- **Data**:
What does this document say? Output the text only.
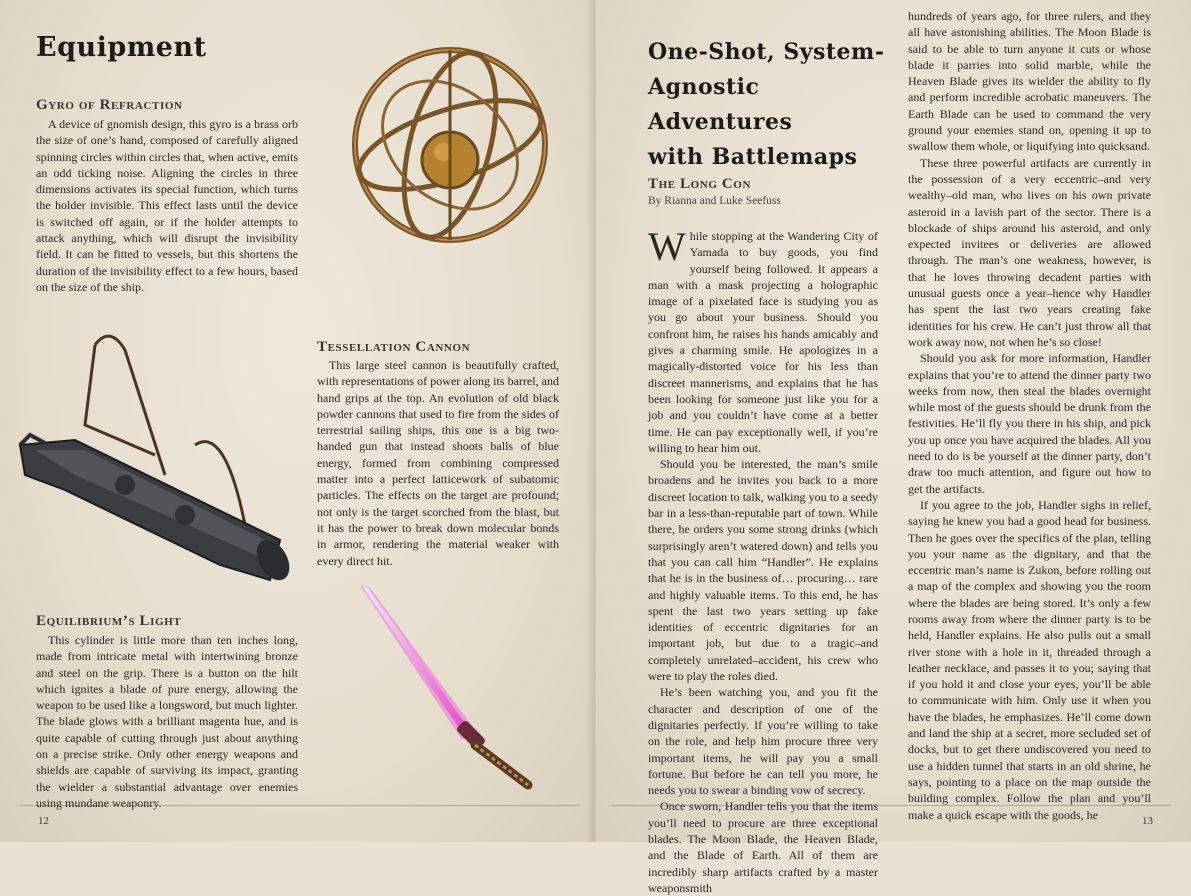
Equipment
Gyro of Refraction

A device of gnomish design, this gyro is a brass orb the size of one’s hand, composed of carefully aligned spinning circles within circles that, when active, emits an odd ticking noise. Aligning the circles in three dimensions activates its special function, which turns the holder invisible. This effect lasts until the device is switched off again, or if the holder attempts to attack anything, which will disrupt the invisibility field. It can be fitted to vessels, but this shortens the duration of the invisibility effect to a few hours, based on the size of the ship.

Tessellation Cannon

This large steel cannon is beautifully crafted, with representations of power along its barrel, and hand grips at the top. An evolution of old black powder cannons that used to fire from the sides of terrestrial sailing ships, this one is a big two-handed gun that instead shoots balls of blue energy, formed from combining compressed matter into a perfect latticework of subatomic particles. The effects on the target are profound; not only is the target scorched from the blast, but it has the power to break down molecular bonds in armor, rendering the material weaker with every direct hit.

Equilibrium’s Light

This cylinder is little more than ten inches long, made from intricate metal with intertwining bronze and steel on the grip. There is a button on the hilt which ignites a blade of pure energy, allowing the weapon to be used like a longsword, but much lighter. The blade glows with a brilliant magenta hue, and is quite capable of cutting through just about anything on a precise strike. Only other energy weapons and shields are capable of surviving its impact, granting the wielder a substantial advantage over enemies using mundane weaponry.

12
One-Shot, System-
Agnostic Adventures
with Battlemaps
The Long Con
By Rianna and Luke Seefuss

While stopping at the Wandering City of Yamada to buy goods, you find yourself being followed. It appears a man with a mask projecting a holographic image of a pixelated face is studying you as you go about your business. Should you confront him, he raises his hands amicably and gives a charming smile. He apologizes in a magically-distorted voice for his less than discreet mannerisms, and explains that he has been looking for someone just like you for a job and you couldn’t have come at a better time. He can pay exceptionally well, if you’re willing to hear him out.

Should you be interested, the man’s smile broadens and he invites you back to a more discreet location to talk, walking you to a seedy bar in a less-than-reputable part of town. While there, he orders you some strong drinks (which surprisingly aren’t watered down) and tells you that you can call him “Handler”. He explains that he is in the business of… procuring… rare and highly valuable items. To this end, he has spent the last two years setting up fake identities of eccentric dignitaries for an important job, but due to a tragic–and completely unrelated–accident, his crew who were to play the roles died.

He’s been watching you, and you fit the character and description of one of the dignitaries perfectly. If you’re willing to take on the role, and help him procure three very important items, he will pay you a small fortune. But before he can tell you more, he needs you to swear a binding vow of secrecy.

Once sworn, Handler tells you that the items you’ll need to procure are three exceptional blades. The Moon Blade, the Heaven Blade, and the Blade of Earth. All of them are incredibly sharp artifacts crafted by a master weaponsmith

hundreds of years ago, for three rulers, and they all have astonishing abilities. The Moon Blade is said to be able to turn anyone it cuts or whose blade it parries into solid marble, while the Heaven Blade gives its wielder the ability to fly and perform incredible acrobatic maneuvers. The Earth Blade can be used to command the very ground your enemies stand on, opening it up to swallow them whole, or liquifying into quicksand.

These three powerful artifacts are currently in the possession of a very eccentric–and very wealthy–old man, who lives on his own private asteroid in a lavish part of the sector. There is a blockade of ships around his asteroid, and only expected invitees or deliveries are allowed through. The man’s one weakness, however, is that he loves throwing decadent parties with unusual guests once a year–hence why Handler has spent the last two years creating fake identities for his crew. He can’t just throw all that work away now, not when he’s so close!

Should you ask for more information, Handler explains that you’re to attend the dinner party two weeks from now, then steal the blades overnight while most of the guests should be drunk from the festivities. He’ll fly you there in his ship, and pick you up once you have acquired the blades. All you need to do is be yourself at the dinner party, don’t draw too much attention, and figure out how to get the artifacts.

If you agree to the job, Handler sighs in relief, saying he knew you had a good head for business. Then he goes over the specifics of the plan, telling you your name as the dignitary, and that the eccentric man’s name is Zukon, before rolling out a map of the complex and showing you the room where the blades are being stored. It’s only a few rooms away from where the dinner party is to be held, Handler explains. He also pulls out a small river stone with a hole in it, threaded through a leather necklace, and passes it to you; saying that if you hold it and close your eyes, you’ll be able to communicate with him. Only use it when you have the blades, he emphasizes. He’ll come down and land the ship at a secret, more secluded set of docks, but to get there undiscovered you need to use a hidden tunnel that starts in an old shrine, he says, pointing to a place on the map outside the building complex. Follow the plan and you’ll make a quick escape with the goods, he	13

- **What you will do**:
Copy the whole listing above word for word but do not carry over the pictures.

- **The reply**:
What does this document say? Output the text only.
Equipment
Gyro of Refraction

A device of gnomish design, this gyro is a brass orb the size of one’s hand, composed of carefully aligned spinning circles within circles that, when active, emits an odd ticking noise. Aligning the circles in three dimensions activates its special function, which turns the holder invisible. This effect lasts until the device is switched off again, or if the holder attempts to attack anything, which will disrupt the invisibility field. It can be fitted to vessels, but this shortens the duration of the invisibility effect to a few hours, based on the size of the ship.

Tessellation Cannon

This large steel cannon is beautifully crafted, with representations of power along its barrel, and hand grips at the top. An evolution of old black powder cannons that used to fire from the sides of terrestrial sailing ships, this one is a big two-handed gun that instead shoots balls of blue energy, formed from combining compressed matter into a perfect latticework of subatomic particles. The effects on the target are profound; not only is the target scorched from the blast, but it has the power to break down molecular bonds in armor, rendering the material weaker with every direct hit.

Equilibrium’s Light

This cylinder is little more than ten inches long, made from intricate metal with intertwining bronze and steel on the grip. There is a button on the hilt which ignites a blade of pure energy, allowing the weapon to be used like a longsword, but much lighter. The blade glows with a brilliant magenta hue, and is quite capable of cutting through just about anything on a precise strike. Only other energy weapons and shields are capable of surviving its impact, granting the wielder a substantial advantage over enemies using mundane weaponry.

12
One-Shot, System-
Agnostic Adventures
with Battlemaps
The Long Con
By Rianna and Luke Seefuss

While stopping at the Wandering City of Yamada to buy goods, you find yourself being followed. It appears a man with a mask projecting a holographic image of a pixelated face is studying you as you go about your business. Should you confront him, he raises his hands amicably and gives a charming smile. He apologizes in a magically-distorted voice for his less than discreet mannerisms, and explains that he has been looking for someone just like you for a job and you couldn’t have come at a better time. He can pay exceptionally well, if you’re willing to hear him out.

Should you be interested, the man’s smile broadens and he invites you back to a more discreet location to talk, walking you to a seedy bar in a less-than-reputable part of town. While there, he orders you some strong drinks (which surprisingly aren’t watered down) and tells you that you can call him “Handler”. He explains that he is in the business of… procuring… rare and highly valuable items. To this end, he has spent the last two years setting up fake identities of eccentric dignitaries for an important job, but due to a tragic–and completely unrelated–accident, his crew who were to play the roles died.

He’s been watching you, and you fit the character and description of one of the dignitaries perfectly. If you’re willing to take on the role, and help him procure three very important items, he will pay you a small fortune. But before he can tell you more, he needs you to swear a binding vow of secrecy.

Once sworn, Handler tells you that the items you’ll need to procure are three exceptional blades. The Moon Blade, the Heaven Blade, and the Blade of Earth. All of them are incredibly sharp artifacts crafted by a master weaponsmith

hundreds of years ago, for three rulers, and they all have astonishing abilities. The Moon Blade is said to be able to turn anyone it cuts or whose blade it parries into solid marble, while the Heaven Blade gives its wielder the ability to fly and perform incredible acrobatic maneuvers. The Earth Blade can be used to command the very ground your enemies stand on, opening it up to swallow them whole, or liquifying into quicksand.

These three powerful artifacts are currently in the possession of a very eccentric–and very wealthy–old man, who lives on his own private asteroid in a lavish part of the sector. There is a blockade of ships around his asteroid, and only expected invitees or deliveries are allowed through. The man’s one weakness, however, is that he loves throwing decadent parties with unusual guests once a year–hence why Handler has spent the last two years creating fake identities for his crew. He can’t just throw all that work away now, not when he’s so close!

Should you ask for more information, Handler explains that you’re to attend the dinner party two weeks from now, then steal the blades overnight while most of the guests should be drunk from the festivities. He’ll fly you there in his ship, and pick you up once you have acquired the blades. All you need to do is be yourself at the dinner party, don’t draw too much attention, and figure out how to get the artifacts.

If you agree to the job, Handler sighs in relief, saying he knew you had a good head for business. Then he goes over the specifics of the plan, telling you your name as the dignitary, and that the eccentric man’s name is Zukon, before rolling out a map of the complex and showing you the room where the blades are being stored. It’s only a few rooms away from where the dinner party is to be held, Handler explains. He also pulls out a small river stone with a hole in it, threaded through a leather necklace, and passes it to you; saying that if you hold it and close your eyes, you’ll be able to communicate with him. Only use it when you have the blades, he emphasizes. He’ll come down and land the ship at a secret, more secluded set of docks, but to get there undiscovered you need to use a hidden tunnel that starts in an old shrine, he says, pointing to a place on the map outside the building complex. Follow the plan and you’ll make a quick escape with the goods, he	13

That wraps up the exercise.